### Passage provided:
★ ★ ★ ★ ★

This is a hardy plant from Southern Europe. The root in substance, or the extracted dried juice, is much used. Needs a deep, rich soil. It is propagated by cuttings of roots set out in deeply-trenched land, in rows three feet apart, and one foot in the row. Small vegetables may be grown among the plants the first year; afterward keep clear of weeds, and manure every autumn. At the end of the third year, after the leaves are dead, take up the roots and dry them thoroughly. This does well at the South. A few roots are sufficient for a family, and the demand will not be sufficient to require its culture very extensively as an article of commerce. The low price of labor in Southern Europe enables them to supply the demand cheaper than can be afforded in this country.

LIME.

This is a valuable application to the soil. For wheat it is very important, except on soil containing a large proportion of calcareous matter. Usually air-slaked, and applied as a top-dressing, or plowed or harrowed in, its effects are important. On moist, sour land, producing wild grass, it corrects the acidity, introduces other grass, and prepares the soil for cultivation. On hard, stiff lands, it has a tendency to make them friable, and keep them in a mellow condition, thus saving more than its cost, in the labor of cultivation. Very valuable in a compost heap. So much may be applied as to burn the soil and prove injurious. It will not do as a substitute for everything else. See further on "Manures."

LIME.

A fruit resembling the lemon, growing in the same climate, but of smaller size. It is used for the same purposes as the lemon, but is not so valuable. Preserved green, it is highly esteemed. It is cultivated as the orange and lemon, needing the same protection in cold climates. To preserve all these from destruction by insects, wash them in a strong decoction of bitter or offensive herbs, or with whale-oil soap-suds; tobacco is very effectual. These remedies are useful on all fruit-trees.

LOCATION.

This is important to everything we cultivate. But, as everything can not have the best location, we should study it with reference to those things most affected by it, especially fruits. Fruits escape late frosts when growing near rills or small brooks. Orchards near the shores of bodies of water—as on Lake Erie about Cleveland, Ohio—bear luxuriantly when all fruit a few miles back is cut off by late frosts. On the summits of hills, fruits escape late frosts, when they are all cut off in the valleys below. On the Ohio river above Cincinnati, peaches are very liable to destruction by late frosts. We have seen them all frozen through in one night, and turned black the next day, in the month of May, after they had grown to the size of marrowfat-peas. One season, when there were no peaches in any other locality within a hundred miles, we knew an orchard, on a Kentucky hill, so high and steep, that it took miles of winding around the hill, to ascend it with a team. Those trees were perfectly loaded with peaches, that sold on the tree at four dollars per bushel, and in Cincinnati market at seven to eight dollars. In Ohio, Kentucky, and Virginia, there are such hills, that may be turned to more valuable account than any of the rest of their land, that are not now considered good for anything—even for sheep-pastures. The same is true in the hilly parts of all the states. Good fruit of some kind will grow on them all, every year.

★ ★ ★ ★ ★

### Actions to take:
a – Copy the stretch of the farming and gardening entries from "A fruit resembling" through "on all fruit-trees.".
b – Using the farming and gardening entries, decide whether each statement agrees with them. Answer yes or no for each, and quote the deciding words. (i) The plant in the first entry has its roots taken up after the third year. (ii) Lime can take the place of every other soil application. (iii) On hilltops, fruits are lost to late frosts while those in the valleys below escape.
c – Extend the farming and gardening entries past their final sentence, keeping their style and subject matter.
The listing that follows this note has no connection to the farming and gardening entries.

### Given information:

★ ★ ★ ★ ★

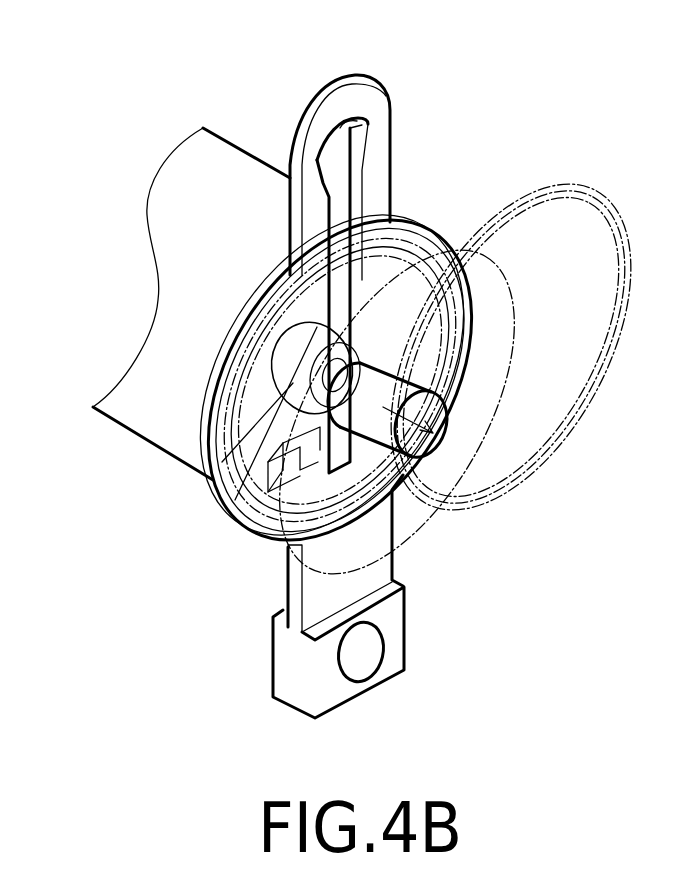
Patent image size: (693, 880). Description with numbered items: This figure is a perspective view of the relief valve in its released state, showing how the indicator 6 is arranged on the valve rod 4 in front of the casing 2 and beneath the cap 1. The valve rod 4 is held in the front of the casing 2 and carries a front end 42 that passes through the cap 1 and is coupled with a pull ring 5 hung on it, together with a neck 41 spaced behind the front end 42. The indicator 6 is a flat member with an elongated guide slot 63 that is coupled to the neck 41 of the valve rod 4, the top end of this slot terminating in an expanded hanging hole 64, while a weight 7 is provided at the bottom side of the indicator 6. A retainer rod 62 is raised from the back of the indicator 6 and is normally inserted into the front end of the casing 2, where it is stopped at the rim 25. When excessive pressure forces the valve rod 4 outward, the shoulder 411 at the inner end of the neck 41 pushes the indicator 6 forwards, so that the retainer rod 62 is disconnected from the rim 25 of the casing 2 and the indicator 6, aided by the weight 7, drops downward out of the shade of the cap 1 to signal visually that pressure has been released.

The cap 1 is at (422, 520).
The casing 2 is at (180, 307).
The valve rod 4 is at (300, 385).
The pull ring 5 is at (587, 407).
The indicator 6 is at (363, 95).
The weight 7 is at (397, 645).
The rim 25 is at (290, 440).
The neck 41 is at (360, 357).
The front end 42 is at (433, 400).
The retainer rod 62 is at (270, 480).
The elongated guide slot 63 is at (357, 200).
The expanded hanging hole 64 is at (350, 138).
The shoulder 411 is at (300, 420).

★ ★ ★ ★ ★

### Outputs by task:
a –
A fruit resembling the lemon, growing in the same climate, but of smaller size. It is used for the same purposes as the lemon, but is not so valuable. Preserved green, it is highly esteemed. It is cultivated as the orange and lemon, needing the same protection in cold climates. To preserve all these from destruction by insects, wash them in a strong decoction of bitter or offensive herbs, or with whale-oil soap-suds; tobacco is very effectual. These remedies are useful on all fruit-trees.

b –
(i) Yes: "At the end of the third year, after the leaves are dead, take up the roots and dry them thoroughly."
(ii) No: "It will not do as a substitute for everything else."
(iii) No: "On the summits of hills, fruits escape late frosts, when they are all cut off in the valleys below."

c –
LOCUST-TREES.

It will soon be a great object with American farmers to cultivate locust-trees, in all locations to which they are adapted. Even in this new world, we shall soon be dependent on cultivated timber for fence-posts, railroad-ties, and building purposes. Our native forests are rapidly disappearing, while demand for timber is as rapidly increasing. Probably no other tree is so profitable for cultivation in this country as the locust. It is of rapid growth, and hard and durable, and adapted to many uses. The second-growth locust is not so durable as the native forest-tree, as found in parts of Ohio; but, cut at a suitable age and at the right season of the year, it is as durable as white cedar, and much more valuable. The profits of the culture would be great. An acre of locust-trees fifteen or twenty years old would be worth fifteen hundred or two thousand dollars. The expense of growing it, aside from the use of the land, would be trifling. The grove would afford a good place for fowls, while the blossoms would be nearly equal to white clover for honey. The limbs would make excellent wood, and the ground would need no planting for a second growth. Fortunate will be the men on the prairies of the West, and along the railroads and rivers of the land, who shall early plant fields of locust. The profits of it will greatly exceed the increase in the value of the land.

MANURES.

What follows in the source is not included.